Work to complete:
Restate the whole of the material. Keep every word, and drop the pictures.

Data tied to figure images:
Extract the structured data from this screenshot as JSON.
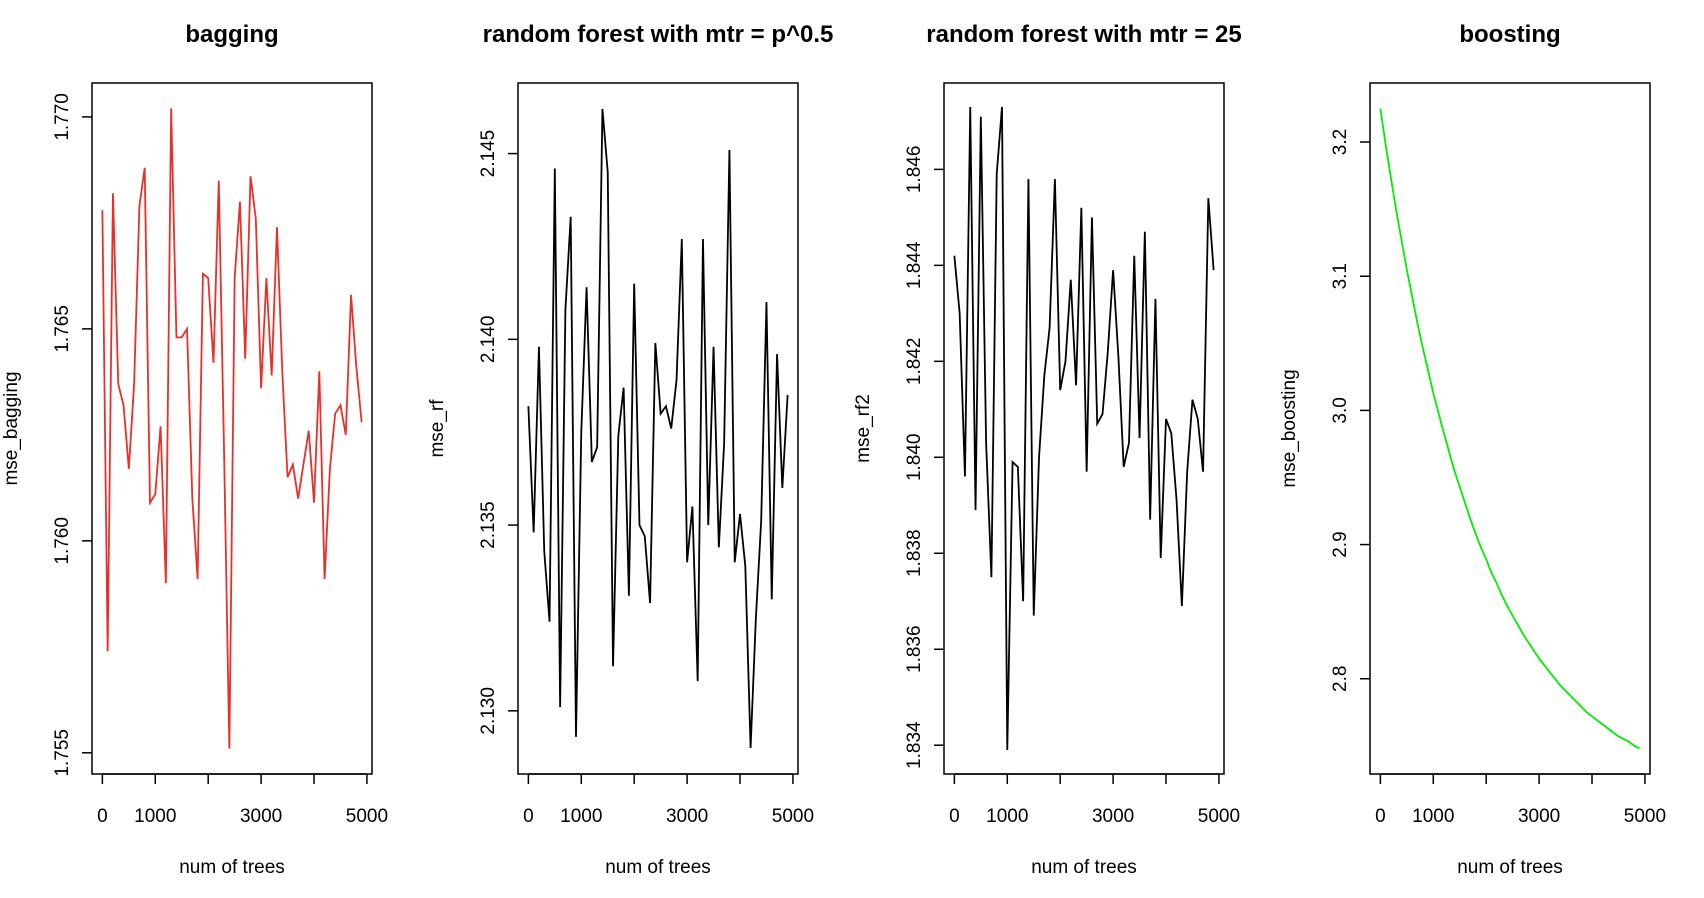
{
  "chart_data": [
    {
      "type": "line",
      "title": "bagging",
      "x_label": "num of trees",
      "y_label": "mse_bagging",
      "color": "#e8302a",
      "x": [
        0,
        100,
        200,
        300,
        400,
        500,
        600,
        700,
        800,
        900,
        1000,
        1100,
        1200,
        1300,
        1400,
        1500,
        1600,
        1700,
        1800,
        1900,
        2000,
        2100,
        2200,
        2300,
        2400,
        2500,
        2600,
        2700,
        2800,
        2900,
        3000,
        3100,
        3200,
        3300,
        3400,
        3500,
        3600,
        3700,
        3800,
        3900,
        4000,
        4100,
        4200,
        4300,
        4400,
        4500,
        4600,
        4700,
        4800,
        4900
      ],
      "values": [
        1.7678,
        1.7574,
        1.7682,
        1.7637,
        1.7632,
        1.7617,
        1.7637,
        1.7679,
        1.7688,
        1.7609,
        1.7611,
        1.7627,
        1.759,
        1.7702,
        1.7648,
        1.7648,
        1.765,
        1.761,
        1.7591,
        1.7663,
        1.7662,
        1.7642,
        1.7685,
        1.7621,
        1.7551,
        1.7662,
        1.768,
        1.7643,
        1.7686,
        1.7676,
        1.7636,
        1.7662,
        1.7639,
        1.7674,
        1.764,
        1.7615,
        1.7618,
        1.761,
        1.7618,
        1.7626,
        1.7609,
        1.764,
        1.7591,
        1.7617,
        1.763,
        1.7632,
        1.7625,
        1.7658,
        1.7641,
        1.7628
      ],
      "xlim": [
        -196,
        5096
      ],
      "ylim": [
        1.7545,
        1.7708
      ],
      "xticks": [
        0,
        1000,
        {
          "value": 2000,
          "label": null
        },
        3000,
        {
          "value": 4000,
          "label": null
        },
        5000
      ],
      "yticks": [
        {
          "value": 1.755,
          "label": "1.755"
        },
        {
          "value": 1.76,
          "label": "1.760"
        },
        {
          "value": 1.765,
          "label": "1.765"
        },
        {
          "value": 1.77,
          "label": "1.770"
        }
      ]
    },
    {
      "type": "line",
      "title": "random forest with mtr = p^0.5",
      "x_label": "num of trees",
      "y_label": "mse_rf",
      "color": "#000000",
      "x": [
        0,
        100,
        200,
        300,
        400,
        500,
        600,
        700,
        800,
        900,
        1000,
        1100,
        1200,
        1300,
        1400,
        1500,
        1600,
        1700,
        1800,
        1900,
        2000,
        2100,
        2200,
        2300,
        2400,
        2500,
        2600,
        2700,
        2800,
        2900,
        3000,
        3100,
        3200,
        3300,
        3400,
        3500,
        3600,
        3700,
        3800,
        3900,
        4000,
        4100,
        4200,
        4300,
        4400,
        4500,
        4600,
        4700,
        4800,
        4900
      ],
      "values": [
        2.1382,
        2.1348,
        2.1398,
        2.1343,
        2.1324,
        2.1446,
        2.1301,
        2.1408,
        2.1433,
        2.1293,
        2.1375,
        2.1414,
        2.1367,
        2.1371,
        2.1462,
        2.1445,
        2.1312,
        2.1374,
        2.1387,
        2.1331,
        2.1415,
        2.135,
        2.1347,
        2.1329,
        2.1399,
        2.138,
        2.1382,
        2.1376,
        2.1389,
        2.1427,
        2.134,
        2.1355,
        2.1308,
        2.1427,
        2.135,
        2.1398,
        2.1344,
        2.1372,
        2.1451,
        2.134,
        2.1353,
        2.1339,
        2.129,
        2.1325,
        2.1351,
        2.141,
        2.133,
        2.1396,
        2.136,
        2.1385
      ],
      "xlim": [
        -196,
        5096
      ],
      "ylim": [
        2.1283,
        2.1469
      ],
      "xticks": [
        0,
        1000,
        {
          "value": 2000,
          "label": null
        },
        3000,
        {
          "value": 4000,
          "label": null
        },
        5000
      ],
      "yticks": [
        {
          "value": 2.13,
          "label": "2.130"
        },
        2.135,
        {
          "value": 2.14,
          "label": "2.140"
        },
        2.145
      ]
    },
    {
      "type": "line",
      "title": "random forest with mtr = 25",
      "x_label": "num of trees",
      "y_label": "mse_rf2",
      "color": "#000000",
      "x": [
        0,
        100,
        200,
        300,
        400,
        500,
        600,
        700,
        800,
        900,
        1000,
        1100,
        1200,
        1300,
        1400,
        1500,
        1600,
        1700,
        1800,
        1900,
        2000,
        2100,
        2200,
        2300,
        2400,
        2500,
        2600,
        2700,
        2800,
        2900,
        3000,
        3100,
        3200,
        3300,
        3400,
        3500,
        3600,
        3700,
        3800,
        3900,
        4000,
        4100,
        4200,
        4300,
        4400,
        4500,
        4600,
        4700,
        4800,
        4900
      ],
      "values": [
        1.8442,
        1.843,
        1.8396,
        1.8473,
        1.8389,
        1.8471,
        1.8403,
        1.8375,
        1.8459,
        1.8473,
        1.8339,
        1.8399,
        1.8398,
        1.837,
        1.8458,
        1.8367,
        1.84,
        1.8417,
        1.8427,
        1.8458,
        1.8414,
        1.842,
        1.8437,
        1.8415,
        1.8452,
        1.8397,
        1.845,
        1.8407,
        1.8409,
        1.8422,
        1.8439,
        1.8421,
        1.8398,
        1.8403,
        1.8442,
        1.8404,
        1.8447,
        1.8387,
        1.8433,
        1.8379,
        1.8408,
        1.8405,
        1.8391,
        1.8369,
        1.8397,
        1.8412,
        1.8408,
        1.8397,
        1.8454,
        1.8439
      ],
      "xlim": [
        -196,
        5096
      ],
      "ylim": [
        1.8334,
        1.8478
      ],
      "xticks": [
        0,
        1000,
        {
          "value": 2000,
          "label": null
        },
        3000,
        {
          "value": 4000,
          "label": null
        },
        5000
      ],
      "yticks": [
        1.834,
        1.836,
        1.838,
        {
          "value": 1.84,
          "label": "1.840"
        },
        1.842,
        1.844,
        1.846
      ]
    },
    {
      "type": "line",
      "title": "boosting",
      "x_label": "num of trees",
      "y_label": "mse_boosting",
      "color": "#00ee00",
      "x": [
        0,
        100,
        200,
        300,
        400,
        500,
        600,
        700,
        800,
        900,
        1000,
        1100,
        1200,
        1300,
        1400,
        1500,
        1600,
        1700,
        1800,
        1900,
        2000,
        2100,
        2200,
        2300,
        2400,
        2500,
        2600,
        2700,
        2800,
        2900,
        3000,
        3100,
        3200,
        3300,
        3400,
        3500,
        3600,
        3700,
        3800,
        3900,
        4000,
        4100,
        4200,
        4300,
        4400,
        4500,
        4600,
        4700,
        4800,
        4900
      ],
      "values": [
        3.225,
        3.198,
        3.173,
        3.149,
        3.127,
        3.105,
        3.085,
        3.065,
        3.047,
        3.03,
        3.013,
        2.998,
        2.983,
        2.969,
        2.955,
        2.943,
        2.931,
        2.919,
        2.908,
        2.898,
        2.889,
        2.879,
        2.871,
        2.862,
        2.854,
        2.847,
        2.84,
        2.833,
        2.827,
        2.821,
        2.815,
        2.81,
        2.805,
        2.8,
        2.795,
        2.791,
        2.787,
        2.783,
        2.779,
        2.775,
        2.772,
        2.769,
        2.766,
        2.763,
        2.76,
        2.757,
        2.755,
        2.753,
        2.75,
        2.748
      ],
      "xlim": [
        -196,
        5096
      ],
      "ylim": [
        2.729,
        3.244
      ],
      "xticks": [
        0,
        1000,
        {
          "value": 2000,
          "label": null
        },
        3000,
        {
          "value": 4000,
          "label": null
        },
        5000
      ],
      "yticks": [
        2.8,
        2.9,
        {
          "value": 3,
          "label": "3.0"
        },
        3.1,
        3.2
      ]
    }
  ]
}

Task response:
Extract the structured data from this screenshot as JSON.
{
  "chart_data": [
    {
      "type": "line",
      "title": "bagging",
      "x_label": "num of trees",
      "y_label": "mse_bagging",
      "color": "#e8302a",
      "x": [
        0,
        100,
        200,
        300,
        400,
        500,
        600,
        700,
        800,
        900,
        1000,
        1100,
        1200,
        1300,
        1400,
        1500,
        1600,
        1700,
        1800,
        1900,
        2000,
        2100,
        2200,
        2300,
        2400,
        2500,
        2600,
        2700,
        2800,
        2900,
        3000,
        3100,
        3200,
        3300,
        3400,
        3500,
        3600,
        3700,
        3800,
        3900,
        4000,
        4100,
        4200,
        4300,
        4400,
        4500,
        4600,
        4700,
        4800,
        4900
      ],
      "values": [
        1.7678,
        1.7574,
        1.7682,
        1.7637,
        1.7632,
        1.7617,
        1.7637,
        1.7679,
        1.7688,
        1.7609,
        1.7611,
        1.7627,
        1.759,
        1.7702,
        1.7648,
        1.7648,
        1.765,
        1.761,
        1.7591,
        1.7663,
        1.7662,
        1.7642,
        1.7685,
        1.7621,
        1.7551,
        1.7662,
        1.768,
        1.7643,
        1.7686,
        1.7676,
        1.7636,
        1.7662,
        1.7639,
        1.7674,
        1.764,
        1.7615,
        1.7618,
        1.761,
        1.7618,
        1.7626,
        1.7609,
        1.764,
        1.7591,
        1.7617,
        1.763,
        1.7632,
        1.7625,
        1.7658,
        1.7641,
        1.7628
      ],
      "xlim": [
        -196,
        5096
      ],
      "ylim": [
        1.7545,
        1.7708
      ],
      "xticks": [
        0,
        1000,
        {
          "value": 2000,
          "label": null
        },
        3000,
        {
          "value": 4000,
          "label": null
        },
        5000
      ],
      "yticks": [
        {
          "value": 1.755,
          "label": "1.755"
        },
        {
          "value": 1.76,
          "label": "1.760"
        },
        {
          "value": 1.765,
          "label": "1.765"
        },
        {
          "value": 1.77,
          "label": "1.770"
        }
      ]
    },
    {
      "type": "line",
      "title": "random forest with mtr = p^0.5",
      "x_label": "num of trees",
      "y_label": "mse_rf",
      "color": "#000000",
      "x": [
        0,
        100,
        200,
        300,
        400,
        500,
        600,
        700,
        800,
        900,
        1000,
        1100,
        1200,
        1300,
        1400,
        1500,
        1600,
        1700,
        1800,
        1900,
        2000,
        2100,
        2200,
        2300,
        2400,
        2500,
        2600,
        2700,
        2800,
        2900,
        3000,
        3100,
        3200,
        3300,
        3400,
        3500,
        3600,
        3700,
        3800,
        3900,
        4000,
        4100,
        4200,
        4300,
        4400,
        4500,
        4600,
        4700,
        4800,
        4900
      ],
      "values": [
        2.1382,
        2.1348,
        2.1398,
        2.1343,
        2.1324,
        2.1446,
        2.1301,
        2.1408,
        2.1433,
        2.1293,
        2.1375,
        2.1414,
        2.1367,
        2.1371,
        2.1462,
        2.1445,
        2.1312,
        2.1374,
        2.1387,
        2.1331,
        2.1415,
        2.135,
        2.1347,
        2.1329,
        2.1399,
        2.138,
        2.1382,
        2.1376,
        2.1389,
        2.1427,
        2.134,
        2.1355,
        2.1308,
        2.1427,
        2.135,
        2.1398,
        2.1344,
        2.1372,
        2.1451,
        2.134,
        2.1353,
        2.1339,
        2.129,
        2.1325,
        2.1351,
        2.141,
        2.133,
        2.1396,
        2.136,
        2.1385
      ],
      "xlim": [
        -196,
        5096
      ],
      "ylim": [
        2.1283,
        2.1469
      ],
      "xticks": [
        0,
        1000,
        {
          "value": 2000,
          "label": null
        },
        3000,
        {
          "value": 4000,
          "label": null
        },
        5000
      ],
      "yticks": [
        {
          "value": 2.13,
          "label": "2.130"
        },
        2.135,
        {
          "value": 2.14,
          "label": "2.140"
        },
        2.145
      ]
    },
    {
      "type": "line",
      "title": "random forest with mtr = 25",
      "x_label": "num of trees",
      "y_label": "mse_rf2",
      "color": "#000000",
      "x": [
        0,
        100,
        200,
        300,
        400,
        500,
        600,
        700,
        800,
        900,
        1000,
        1100,
        1200,
        1300,
        1400,
        1500,
        1600,
        1700,
        1800,
        1900,
        2000,
        2100,
        2200,
        2300,
        2400,
        2500,
        2600,
        2700,
        2800,
        2900,
        3000,
        3100,
        3200,
        3300,
        3400,
        3500,
        3600,
        3700,
        3800,
        3900,
        4000,
        4100,
        4200,
        4300,
        4400,
        4500,
        4600,
        4700,
        4800,
        4900
      ],
      "values": [
        1.8442,
        1.843,
        1.8396,
        1.8473,
        1.8389,
        1.8471,
        1.8403,
        1.8375,
        1.8459,
        1.8473,
        1.8339,
        1.8399,
        1.8398,
        1.837,
        1.8458,
        1.8367,
        1.84,
        1.8417,
        1.8427,
        1.8458,
        1.8414,
        1.842,
        1.8437,
        1.8415,
        1.8452,
        1.8397,
        1.845,
        1.8407,
        1.8409,
        1.8422,
        1.8439,
        1.8421,
        1.8398,
        1.8403,
        1.8442,
        1.8404,
        1.8447,
        1.8387,
        1.8433,
        1.8379,
        1.8408,
        1.8405,
        1.8391,
        1.8369,
        1.8397,
        1.8412,
        1.8408,
        1.8397,
        1.8454,
        1.8439
      ],
      "xlim": [
        -196,
        5096
      ],
      "ylim": [
        1.8334,
        1.8478
      ],
      "xticks": [
        0,
        1000,
        {
          "value": 2000,
          "label": null
        },
        3000,
        {
          "value": 4000,
          "label": null
        },
        5000
      ],
      "yticks": [
        1.834,
        1.836,
        1.838,
        {
          "value": 1.84,
          "label": "1.840"
        },
        1.842,
        1.844,
        1.846
      ]
    },
    {
      "type": "line",
      "title": "boosting",
      "x_label": "num of trees",
      "y_label": "mse_boosting",
      "color": "#00ee00",
      "x": [
        0,
        100,
        200,
        300,
        400,
        500,
        600,
        700,
        800,
        900,
        1000,
        1100,
        1200,
        1300,
        1400,
        1500,
        1600,
        1700,
        1800,
        1900,
        2000,
        2100,
        2200,
        2300,
        2400,
        2500,
        2600,
        2700,
        2800,
        2900,
        3000,
        3100,
        3200,
        3300,
        3400,
        3500,
        3600,
        3700,
        3800,
        3900,
        4000,
        4100,
        4200,
        4300,
        4400,
        4500,
        4600,
        4700,
        4800,
        4900
      ],
      "values": [
        3.225,
        3.198,
        3.173,
        3.149,
        3.127,
        3.105,
        3.085,
        3.065,
        3.047,
        3.03,
        3.013,
        2.998,
        2.983,
        2.969,
        2.955,
        2.943,
        2.931,
        2.919,
        2.908,
        2.898,
        2.889,
        2.879,
        2.871,
        2.862,
        2.854,
        2.847,
        2.84,
        2.833,
        2.827,
        2.821,
        2.815,
        2.81,
        2.805,
        2.8,
        2.795,
        2.791,
        2.787,
        2.783,
        2.779,
        2.775,
        2.772,
        2.769,
        2.766,
        2.763,
        2.76,
        2.757,
        2.755,
        2.753,
        2.75,
        2.748
      ],
      "xlim": [
        -196,
        5096
      ],
      "ylim": [
        2.729,
        3.244
      ],
      "xticks": [
        0,
        1000,
        {
          "value": 2000,
          "label": null
        },
        3000,
        {
          "value": 4000,
          "label": null
        },
        5000
      ],
      "yticks": [
        2.8,
        2.9,
        {
          "value": 3,
          "label": "3.0"
        },
        3.1,
        3.2
      ]
    }
  ]
}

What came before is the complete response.